** WRITTEN TASK **
Of the lines in this material, how many contain "text"? Answer with a single number only.

════════════════════

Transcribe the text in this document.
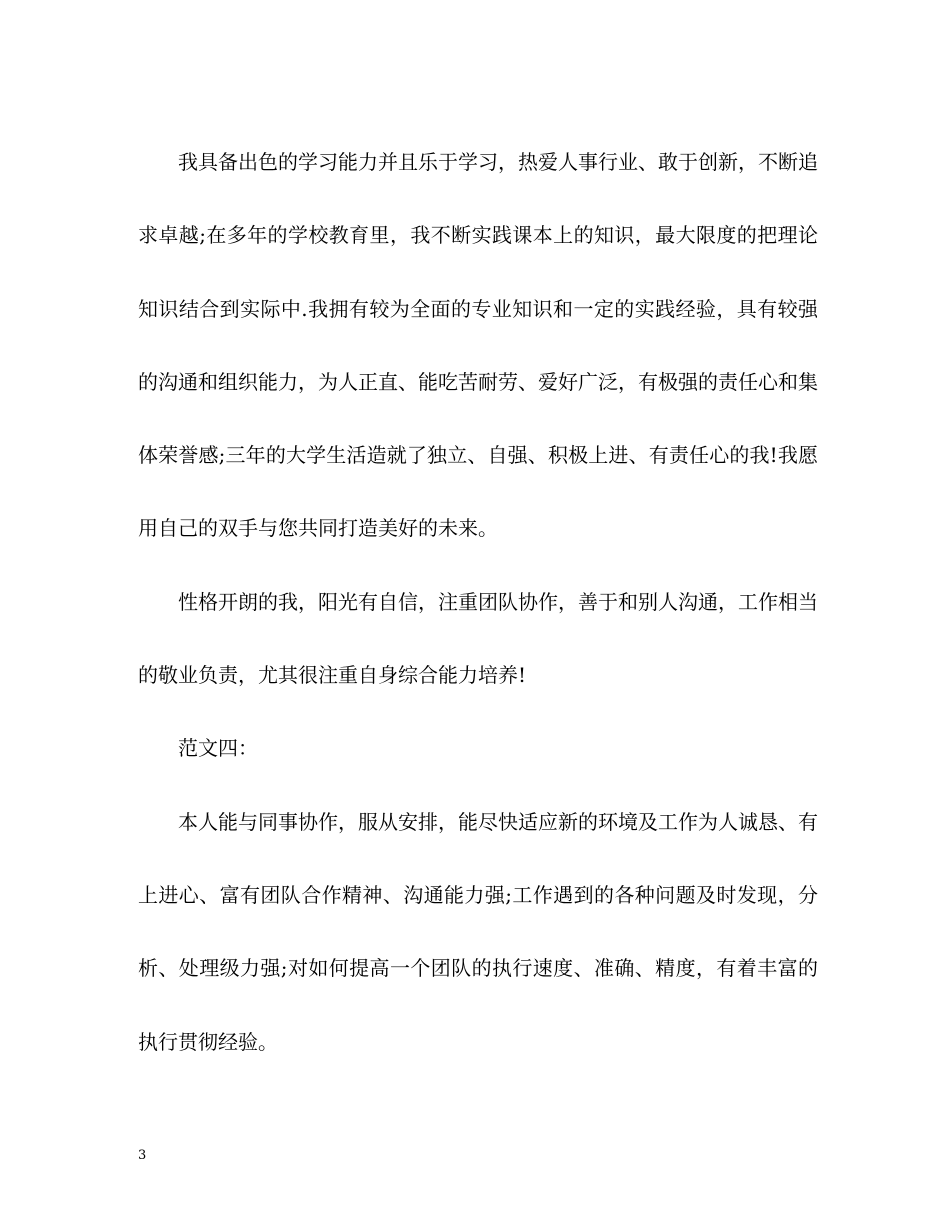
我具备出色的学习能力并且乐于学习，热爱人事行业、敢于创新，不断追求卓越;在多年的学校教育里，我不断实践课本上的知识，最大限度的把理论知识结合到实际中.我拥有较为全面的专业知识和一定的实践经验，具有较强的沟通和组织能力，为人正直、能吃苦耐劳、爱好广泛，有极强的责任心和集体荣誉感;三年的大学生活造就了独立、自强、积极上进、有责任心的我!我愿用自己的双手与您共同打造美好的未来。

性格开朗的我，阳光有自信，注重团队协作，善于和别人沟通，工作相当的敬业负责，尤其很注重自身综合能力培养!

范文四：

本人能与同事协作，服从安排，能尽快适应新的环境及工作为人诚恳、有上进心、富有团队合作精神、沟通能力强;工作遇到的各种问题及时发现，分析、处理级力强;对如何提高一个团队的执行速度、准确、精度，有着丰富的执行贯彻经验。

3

════════════════════

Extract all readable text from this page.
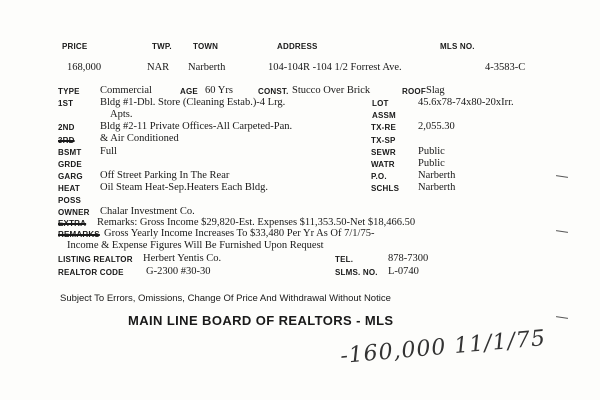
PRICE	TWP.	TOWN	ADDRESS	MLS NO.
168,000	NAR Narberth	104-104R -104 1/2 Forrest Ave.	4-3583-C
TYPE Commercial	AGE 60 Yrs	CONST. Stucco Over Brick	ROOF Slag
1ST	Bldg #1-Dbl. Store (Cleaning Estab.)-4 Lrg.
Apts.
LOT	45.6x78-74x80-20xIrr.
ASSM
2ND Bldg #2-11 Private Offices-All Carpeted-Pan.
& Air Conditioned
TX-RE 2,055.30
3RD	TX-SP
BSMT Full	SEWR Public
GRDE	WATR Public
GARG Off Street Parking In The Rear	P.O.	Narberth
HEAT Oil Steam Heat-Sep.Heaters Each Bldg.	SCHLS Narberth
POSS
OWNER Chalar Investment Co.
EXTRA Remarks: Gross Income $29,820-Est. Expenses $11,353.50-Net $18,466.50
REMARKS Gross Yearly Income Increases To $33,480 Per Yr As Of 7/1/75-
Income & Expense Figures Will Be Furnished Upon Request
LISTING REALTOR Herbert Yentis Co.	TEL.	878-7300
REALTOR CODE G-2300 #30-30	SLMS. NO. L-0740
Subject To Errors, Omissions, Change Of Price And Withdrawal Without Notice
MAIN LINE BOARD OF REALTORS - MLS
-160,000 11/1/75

════════════════════

** WRITTEN ANSWER **
2